Atividade A: No texto sobre prefeitos do agronegócio, reescreva de forma mais curta o parágrafo que começa com "No atual governo". Mantenha os fatos principais.
Atividade B: Extraia do texto sobre prefeitos do agronegócio, sem nenhuma alteração, o trecho que vai de "Eles também testaram" até "proprietários do agronegócio.", inclusive.
Atividade C: De acordo com o texto sobre prefeitos do agronegócio, em que ano o trabalho teve início?

Segundo Arvate, o objetivo era demonstrar o peso que a origem do prefeito poderia ter em seu desempenho —na comparação, outras questões, como gênero do eleito, emprego e desemprego ou taxa de vacinação eram estatisticamente idênticas entre os municípios.

Eles também testaram essa mesma comparação com outras oito profissões, como médico ou advogado, e não notaram uma diferença nos resultados.

Para classificar um político como originário do setor, eles usaram as respostas dadas pelos candidatos ao TSE, considerando os que se disseram pecuaristas ou proprietários do agronegócio.

Para checar o vínculo dos políticos que são do agro com o setor, os pesquisadores verificaram se eles eram proprietários de um número significativo de cabeças de gado ou de propriedades rurais, por exemplo.

Os dados eleitorais não permitem, no entanto, separar os eleitos que não têm origem declarada no agro, mas são apoiado pelo setor.

O trabalho teve início em 2019 e não considera os dados dos municípios após o início do governo de Jair Bolsonaro (PL), que ficou marcado pelo esvaziamento das políticas de preservação ambiental e por falas do próprio ex-presidente questionando o desmatamento.

“O período que estamos avaliando foi de redução do desmatamento no país. Com o governo Bolsonaro, pode ser que tenha começado a subir. Pelo que observamos, a chave foi o monitoramento. Nessas condições, o prefeito do agro não vai desmatar mais ou menos do que outra liderança local”, diz Arvate.

Ao conquistar seu terceiro mandato, o presidente Luiz Inácio Lula da Silva (PT) colocou a questão da preservação ambiental novamente no radar, inclusive reconduzindo para a pasta do Meio Ambiente a ministra Marina Silva (Rede).

No atual governo, depois de quatro anos consecutivos de taxas elevadas, o desmatamento anual na Amazônia ficou abaixo de 10 mil km². De agosto de 2022 a julho de 2023, foram perdidos 9.001 km² de floresta, uma redução de 22,3% na comparação com o período anterior.

Dados do exercício:
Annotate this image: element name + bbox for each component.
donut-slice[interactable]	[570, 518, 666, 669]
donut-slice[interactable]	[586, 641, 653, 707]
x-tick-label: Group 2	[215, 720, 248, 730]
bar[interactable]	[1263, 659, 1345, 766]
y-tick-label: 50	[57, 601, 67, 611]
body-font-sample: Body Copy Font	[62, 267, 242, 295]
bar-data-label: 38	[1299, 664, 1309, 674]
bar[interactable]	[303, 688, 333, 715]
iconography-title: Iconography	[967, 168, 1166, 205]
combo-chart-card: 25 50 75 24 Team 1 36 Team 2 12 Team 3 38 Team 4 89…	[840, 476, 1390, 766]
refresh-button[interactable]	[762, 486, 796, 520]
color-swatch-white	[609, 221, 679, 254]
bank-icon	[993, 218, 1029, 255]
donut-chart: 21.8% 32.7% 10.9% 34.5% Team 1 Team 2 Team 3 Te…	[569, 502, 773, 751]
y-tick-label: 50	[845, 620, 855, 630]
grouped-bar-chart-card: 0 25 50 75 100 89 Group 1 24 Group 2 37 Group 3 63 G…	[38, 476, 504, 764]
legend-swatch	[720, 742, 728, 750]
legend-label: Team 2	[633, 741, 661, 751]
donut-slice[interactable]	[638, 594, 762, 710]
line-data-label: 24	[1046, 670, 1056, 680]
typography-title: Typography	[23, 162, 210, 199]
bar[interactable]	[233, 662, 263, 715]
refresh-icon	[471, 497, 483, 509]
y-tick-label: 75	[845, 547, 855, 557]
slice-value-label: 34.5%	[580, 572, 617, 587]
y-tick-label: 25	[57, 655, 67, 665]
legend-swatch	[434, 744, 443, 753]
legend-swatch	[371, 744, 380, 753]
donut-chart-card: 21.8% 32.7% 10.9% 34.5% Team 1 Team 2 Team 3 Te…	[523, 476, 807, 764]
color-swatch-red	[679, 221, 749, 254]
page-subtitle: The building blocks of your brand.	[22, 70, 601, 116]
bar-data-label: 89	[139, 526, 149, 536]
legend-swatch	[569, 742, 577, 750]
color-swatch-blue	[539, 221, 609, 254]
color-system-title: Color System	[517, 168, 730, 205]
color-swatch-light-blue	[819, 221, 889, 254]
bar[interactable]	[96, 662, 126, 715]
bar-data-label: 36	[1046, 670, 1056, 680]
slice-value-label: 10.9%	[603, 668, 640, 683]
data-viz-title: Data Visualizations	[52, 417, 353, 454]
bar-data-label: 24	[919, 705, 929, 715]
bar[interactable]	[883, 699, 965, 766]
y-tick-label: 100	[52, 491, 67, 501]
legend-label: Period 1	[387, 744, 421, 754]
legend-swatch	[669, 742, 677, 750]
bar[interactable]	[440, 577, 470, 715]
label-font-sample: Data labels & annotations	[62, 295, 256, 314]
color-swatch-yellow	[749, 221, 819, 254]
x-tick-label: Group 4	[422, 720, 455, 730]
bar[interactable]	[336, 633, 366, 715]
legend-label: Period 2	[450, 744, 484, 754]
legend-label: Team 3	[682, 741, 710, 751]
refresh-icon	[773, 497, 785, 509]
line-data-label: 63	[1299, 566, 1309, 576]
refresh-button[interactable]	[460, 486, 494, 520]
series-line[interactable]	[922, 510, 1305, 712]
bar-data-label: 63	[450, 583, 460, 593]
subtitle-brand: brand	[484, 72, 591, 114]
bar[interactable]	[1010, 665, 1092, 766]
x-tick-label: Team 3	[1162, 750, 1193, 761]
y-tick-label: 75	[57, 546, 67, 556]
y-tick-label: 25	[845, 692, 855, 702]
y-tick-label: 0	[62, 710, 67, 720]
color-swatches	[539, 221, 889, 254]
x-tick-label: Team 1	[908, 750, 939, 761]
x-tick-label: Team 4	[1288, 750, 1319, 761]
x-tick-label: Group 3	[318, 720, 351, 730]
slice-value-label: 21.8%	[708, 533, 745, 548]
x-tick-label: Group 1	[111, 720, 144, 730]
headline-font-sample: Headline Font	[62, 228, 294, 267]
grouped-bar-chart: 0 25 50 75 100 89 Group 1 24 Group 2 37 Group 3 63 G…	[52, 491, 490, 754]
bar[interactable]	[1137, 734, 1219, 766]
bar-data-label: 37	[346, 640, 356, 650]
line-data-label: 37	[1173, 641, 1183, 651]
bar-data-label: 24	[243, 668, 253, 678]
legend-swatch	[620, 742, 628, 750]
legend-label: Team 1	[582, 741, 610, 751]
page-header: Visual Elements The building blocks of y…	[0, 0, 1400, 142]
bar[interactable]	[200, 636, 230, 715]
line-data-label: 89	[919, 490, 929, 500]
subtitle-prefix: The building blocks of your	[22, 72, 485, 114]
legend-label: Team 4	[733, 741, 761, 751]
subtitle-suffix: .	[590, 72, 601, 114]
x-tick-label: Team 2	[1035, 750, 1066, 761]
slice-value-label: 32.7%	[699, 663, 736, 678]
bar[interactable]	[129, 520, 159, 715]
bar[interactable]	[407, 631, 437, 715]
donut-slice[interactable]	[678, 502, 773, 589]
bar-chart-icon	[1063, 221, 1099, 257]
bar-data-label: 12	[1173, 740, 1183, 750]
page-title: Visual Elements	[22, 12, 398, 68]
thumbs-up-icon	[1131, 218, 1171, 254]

Espaço para resposta A: No governo atual, depois de quatro anos seguidos de taxas altas, o desmatamento anual na Amazônia ficou abaixo de 10 mil km². Entre agosto de 2022 e julho de 2023 foram perdidos 9.001 km² de floresta, 22,3% a menos que no período anterior.

Espaço para resposta B:
Eles também testaram essa mesma comparação com outras oito profissões, como médico ou advogado, e não notaram uma diferença nos resultados.

Para classificar um político como originário do setor, eles usaram as respostas dadas pelos candidatos ao TSE, considerando os que se disseram pecuaristas ou proprietários do agronegócio.

Espaço para resposta C: Em 2019.